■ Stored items
_ _ _ _

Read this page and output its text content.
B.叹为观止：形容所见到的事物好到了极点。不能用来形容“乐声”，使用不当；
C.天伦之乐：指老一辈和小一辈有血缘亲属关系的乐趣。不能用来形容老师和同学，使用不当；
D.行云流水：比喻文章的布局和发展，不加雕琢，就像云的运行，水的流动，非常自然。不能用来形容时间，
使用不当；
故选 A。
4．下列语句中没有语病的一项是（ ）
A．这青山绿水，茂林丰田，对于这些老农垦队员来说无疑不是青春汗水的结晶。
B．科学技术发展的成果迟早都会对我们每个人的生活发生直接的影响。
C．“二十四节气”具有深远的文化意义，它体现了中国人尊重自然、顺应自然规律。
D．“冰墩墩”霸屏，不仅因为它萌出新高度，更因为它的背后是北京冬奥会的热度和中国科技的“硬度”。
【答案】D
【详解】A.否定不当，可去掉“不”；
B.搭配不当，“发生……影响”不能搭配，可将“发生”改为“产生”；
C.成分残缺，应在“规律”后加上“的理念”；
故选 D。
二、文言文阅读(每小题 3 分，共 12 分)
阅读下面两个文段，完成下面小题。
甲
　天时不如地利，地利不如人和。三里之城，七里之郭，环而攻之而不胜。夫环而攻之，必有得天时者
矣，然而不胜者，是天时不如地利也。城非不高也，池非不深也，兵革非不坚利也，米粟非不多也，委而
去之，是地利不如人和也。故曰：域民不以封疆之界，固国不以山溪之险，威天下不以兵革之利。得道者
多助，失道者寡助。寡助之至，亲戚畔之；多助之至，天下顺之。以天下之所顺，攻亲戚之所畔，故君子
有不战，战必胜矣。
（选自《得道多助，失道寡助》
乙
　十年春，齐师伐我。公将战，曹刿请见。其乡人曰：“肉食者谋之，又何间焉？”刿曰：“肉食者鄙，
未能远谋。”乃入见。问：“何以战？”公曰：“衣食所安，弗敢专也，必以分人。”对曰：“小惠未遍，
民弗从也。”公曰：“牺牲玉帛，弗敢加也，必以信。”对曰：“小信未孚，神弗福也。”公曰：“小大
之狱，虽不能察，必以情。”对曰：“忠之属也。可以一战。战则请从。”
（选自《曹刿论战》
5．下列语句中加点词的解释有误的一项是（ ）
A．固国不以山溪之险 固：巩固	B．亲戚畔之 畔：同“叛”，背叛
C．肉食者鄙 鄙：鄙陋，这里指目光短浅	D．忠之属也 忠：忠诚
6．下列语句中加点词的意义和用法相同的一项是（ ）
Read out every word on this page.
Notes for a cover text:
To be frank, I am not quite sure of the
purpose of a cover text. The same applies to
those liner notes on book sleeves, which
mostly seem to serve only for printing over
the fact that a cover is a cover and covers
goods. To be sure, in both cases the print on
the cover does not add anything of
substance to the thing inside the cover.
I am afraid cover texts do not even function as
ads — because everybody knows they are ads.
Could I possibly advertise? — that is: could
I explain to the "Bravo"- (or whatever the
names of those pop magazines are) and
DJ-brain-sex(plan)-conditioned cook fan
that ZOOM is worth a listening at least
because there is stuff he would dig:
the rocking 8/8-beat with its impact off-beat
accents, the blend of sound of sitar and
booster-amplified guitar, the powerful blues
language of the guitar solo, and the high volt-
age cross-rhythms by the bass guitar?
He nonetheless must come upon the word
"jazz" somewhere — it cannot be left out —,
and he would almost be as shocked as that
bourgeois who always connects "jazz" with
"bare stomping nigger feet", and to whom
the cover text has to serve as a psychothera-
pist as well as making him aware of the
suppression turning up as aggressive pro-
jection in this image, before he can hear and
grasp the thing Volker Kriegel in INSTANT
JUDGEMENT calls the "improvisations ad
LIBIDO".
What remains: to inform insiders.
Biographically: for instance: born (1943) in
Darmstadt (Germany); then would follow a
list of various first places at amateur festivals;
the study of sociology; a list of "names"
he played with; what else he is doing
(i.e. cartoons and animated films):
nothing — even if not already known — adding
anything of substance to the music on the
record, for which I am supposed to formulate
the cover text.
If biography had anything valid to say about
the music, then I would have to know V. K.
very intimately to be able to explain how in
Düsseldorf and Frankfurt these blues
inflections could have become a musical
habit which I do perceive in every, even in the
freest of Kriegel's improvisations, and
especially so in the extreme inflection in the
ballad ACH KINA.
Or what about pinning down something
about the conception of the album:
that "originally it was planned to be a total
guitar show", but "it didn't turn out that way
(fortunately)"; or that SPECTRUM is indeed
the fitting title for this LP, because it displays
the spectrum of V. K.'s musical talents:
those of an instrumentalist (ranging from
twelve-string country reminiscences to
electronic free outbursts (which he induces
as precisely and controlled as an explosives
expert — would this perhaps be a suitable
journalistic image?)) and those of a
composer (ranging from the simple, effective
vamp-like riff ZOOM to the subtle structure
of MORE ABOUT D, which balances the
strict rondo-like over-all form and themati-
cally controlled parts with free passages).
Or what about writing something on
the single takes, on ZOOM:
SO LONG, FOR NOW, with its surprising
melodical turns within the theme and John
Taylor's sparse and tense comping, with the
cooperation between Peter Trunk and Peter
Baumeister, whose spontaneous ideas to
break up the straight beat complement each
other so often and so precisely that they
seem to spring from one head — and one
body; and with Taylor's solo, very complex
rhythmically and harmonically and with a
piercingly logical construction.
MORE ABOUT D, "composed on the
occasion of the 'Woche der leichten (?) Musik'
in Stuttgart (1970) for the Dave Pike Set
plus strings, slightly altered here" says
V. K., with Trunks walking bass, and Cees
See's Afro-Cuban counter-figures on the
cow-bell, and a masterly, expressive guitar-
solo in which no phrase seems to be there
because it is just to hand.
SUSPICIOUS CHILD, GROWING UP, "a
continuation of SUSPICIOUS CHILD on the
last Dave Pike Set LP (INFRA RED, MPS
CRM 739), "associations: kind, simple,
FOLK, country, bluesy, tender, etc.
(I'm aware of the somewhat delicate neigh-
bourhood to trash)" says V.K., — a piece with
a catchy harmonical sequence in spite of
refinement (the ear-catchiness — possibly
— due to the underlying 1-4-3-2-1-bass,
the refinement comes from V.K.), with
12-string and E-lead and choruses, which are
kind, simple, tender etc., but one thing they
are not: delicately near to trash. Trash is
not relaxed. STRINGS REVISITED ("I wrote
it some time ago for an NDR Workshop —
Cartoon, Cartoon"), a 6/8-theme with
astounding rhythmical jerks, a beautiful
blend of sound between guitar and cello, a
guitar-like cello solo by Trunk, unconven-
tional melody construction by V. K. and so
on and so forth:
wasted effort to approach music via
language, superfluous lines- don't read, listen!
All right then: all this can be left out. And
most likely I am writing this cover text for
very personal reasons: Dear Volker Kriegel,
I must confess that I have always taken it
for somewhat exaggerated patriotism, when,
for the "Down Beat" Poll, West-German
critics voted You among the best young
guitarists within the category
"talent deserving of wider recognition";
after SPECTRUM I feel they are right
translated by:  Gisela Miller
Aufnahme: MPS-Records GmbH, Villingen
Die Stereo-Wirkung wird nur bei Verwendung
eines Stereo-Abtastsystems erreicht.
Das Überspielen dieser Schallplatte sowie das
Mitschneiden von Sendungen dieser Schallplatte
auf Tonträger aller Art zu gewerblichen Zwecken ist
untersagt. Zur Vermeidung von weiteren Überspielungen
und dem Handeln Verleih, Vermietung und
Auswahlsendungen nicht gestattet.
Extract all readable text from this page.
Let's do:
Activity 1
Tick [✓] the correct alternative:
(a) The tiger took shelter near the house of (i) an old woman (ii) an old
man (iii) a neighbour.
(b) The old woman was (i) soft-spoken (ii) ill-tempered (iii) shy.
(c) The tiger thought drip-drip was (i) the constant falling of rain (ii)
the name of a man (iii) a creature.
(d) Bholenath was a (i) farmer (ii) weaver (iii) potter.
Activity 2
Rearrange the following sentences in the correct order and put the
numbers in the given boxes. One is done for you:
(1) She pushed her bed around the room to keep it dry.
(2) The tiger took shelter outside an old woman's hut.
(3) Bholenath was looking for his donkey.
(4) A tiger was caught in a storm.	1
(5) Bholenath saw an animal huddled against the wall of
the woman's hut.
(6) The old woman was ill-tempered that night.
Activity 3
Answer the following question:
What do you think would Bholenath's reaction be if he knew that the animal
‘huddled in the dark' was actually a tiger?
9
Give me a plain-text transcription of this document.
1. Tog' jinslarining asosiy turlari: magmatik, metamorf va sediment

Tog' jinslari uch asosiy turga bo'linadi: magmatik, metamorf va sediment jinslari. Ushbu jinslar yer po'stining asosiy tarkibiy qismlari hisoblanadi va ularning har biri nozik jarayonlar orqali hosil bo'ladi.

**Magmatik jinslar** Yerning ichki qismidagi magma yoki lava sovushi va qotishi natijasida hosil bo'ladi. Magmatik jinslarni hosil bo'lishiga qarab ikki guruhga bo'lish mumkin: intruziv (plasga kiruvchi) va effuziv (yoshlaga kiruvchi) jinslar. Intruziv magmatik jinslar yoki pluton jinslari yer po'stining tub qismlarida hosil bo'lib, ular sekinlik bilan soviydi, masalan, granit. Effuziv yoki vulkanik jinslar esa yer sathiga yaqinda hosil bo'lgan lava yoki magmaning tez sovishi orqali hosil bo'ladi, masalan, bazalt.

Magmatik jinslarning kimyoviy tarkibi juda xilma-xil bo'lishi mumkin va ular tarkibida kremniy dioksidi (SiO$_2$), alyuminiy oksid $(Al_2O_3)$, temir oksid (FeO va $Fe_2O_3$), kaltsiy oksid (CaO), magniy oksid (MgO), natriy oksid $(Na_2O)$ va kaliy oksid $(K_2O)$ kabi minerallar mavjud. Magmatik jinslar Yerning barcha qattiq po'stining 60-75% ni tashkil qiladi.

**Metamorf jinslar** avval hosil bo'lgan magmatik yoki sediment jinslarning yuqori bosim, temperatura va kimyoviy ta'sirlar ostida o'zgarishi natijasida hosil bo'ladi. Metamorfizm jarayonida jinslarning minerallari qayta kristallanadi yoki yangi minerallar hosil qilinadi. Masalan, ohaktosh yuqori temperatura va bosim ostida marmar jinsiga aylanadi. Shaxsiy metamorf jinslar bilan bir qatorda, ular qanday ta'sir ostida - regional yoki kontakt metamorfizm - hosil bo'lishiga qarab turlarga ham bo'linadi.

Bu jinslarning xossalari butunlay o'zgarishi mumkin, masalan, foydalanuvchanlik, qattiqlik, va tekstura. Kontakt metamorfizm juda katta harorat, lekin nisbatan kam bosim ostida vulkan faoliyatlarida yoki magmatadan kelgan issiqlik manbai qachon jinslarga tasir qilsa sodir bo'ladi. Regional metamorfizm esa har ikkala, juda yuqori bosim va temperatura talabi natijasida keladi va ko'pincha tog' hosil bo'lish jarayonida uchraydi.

_ _ _ _

■ Problem statement
From the entries above, copy every line where the word "忠之属也" shows up.

■ Result of this exercise
之狱，虽不能察，必以情。”对曰：“忠之属也。可以一战。战则请从。”
C．肉食者鄙 鄙：鄙陋，这里指目光短浅	D．忠之属也 忠：忠诚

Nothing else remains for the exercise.